> [RAW DATA]:

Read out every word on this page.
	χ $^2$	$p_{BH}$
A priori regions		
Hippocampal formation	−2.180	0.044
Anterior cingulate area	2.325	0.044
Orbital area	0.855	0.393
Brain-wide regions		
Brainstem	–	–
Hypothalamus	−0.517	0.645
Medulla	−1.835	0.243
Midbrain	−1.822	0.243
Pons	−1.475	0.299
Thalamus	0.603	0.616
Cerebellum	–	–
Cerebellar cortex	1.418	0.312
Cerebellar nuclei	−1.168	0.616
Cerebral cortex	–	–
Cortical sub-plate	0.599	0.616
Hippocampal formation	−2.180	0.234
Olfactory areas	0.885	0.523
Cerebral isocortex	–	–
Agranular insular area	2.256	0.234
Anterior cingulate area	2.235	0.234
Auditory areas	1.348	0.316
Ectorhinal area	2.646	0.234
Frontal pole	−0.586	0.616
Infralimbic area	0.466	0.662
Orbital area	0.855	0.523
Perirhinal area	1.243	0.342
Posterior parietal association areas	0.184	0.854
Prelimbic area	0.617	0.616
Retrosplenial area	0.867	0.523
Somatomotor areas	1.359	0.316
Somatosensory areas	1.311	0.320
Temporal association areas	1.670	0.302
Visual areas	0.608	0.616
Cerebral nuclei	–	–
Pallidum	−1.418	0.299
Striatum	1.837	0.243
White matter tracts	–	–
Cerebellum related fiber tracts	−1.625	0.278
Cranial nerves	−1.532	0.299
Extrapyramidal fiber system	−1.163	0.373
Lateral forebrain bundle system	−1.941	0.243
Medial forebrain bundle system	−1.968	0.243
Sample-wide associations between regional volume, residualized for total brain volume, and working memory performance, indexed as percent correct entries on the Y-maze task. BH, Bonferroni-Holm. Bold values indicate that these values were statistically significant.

> [WHAT THE TASK REQUIRES]:
Return the listing above in its exact form.

> [SOLUTION TO THE EXERCISE]:
Read out every word on this page.
	χ $^2$	$p_{BH}$
A priori regions		
Hippocampal formation	−2.180	0.044
Anterior cingulate area	2.325	0.044
Orbital area	0.855	0.393
Brain-wide regions		
Brainstem	–	–
Hypothalamus	−0.517	0.645
Medulla	−1.835	0.243
Midbrain	−1.822	0.243
Pons	−1.475	0.299
Thalamus	0.603	0.616
Cerebellum	–	–
Cerebellar cortex	1.418	0.312
Cerebellar nuclei	−1.168	0.616
Cerebral cortex	–	–
Cortical sub-plate	0.599	0.616
Hippocampal formation	−2.180	0.234
Olfactory areas	0.885	0.523
Cerebral isocortex	–	–
Agranular insular area	2.256	0.234
Anterior cingulate area	2.235	0.234
Auditory areas	1.348	0.316
Ectorhinal area	2.646	0.234
Frontal pole	−0.586	0.616
Infralimbic area	0.466	0.662
Orbital area	0.855	0.523
Perirhinal area	1.243	0.342
Posterior parietal association areas	0.184	0.854
Prelimbic area	0.617	0.616
Retrosplenial area	0.867	0.523
Somatomotor areas	1.359	0.316
Somatosensory areas	1.311	0.320
Temporal association areas	1.670	0.302
Visual areas	0.608	0.616
Cerebral nuclei	–	–
Pallidum	−1.418	0.299
Striatum	1.837	0.243
White matter tracts	–	–
Cerebellum related fiber tracts	−1.625	0.278
Cranial nerves	−1.532	0.299
Extrapyramidal fiber system	−1.163	0.373
Lateral forebrain bundle system	−1.941	0.243
Medial forebrain bundle system	−1.968	0.243
Sample-wide associations between regional volume, residualized for total brain volume, and working memory performance, indexed as percent correct entries on the Y-maze task. BH, Bonferroni-Holm. Bold values indicate that these values were statistically significant.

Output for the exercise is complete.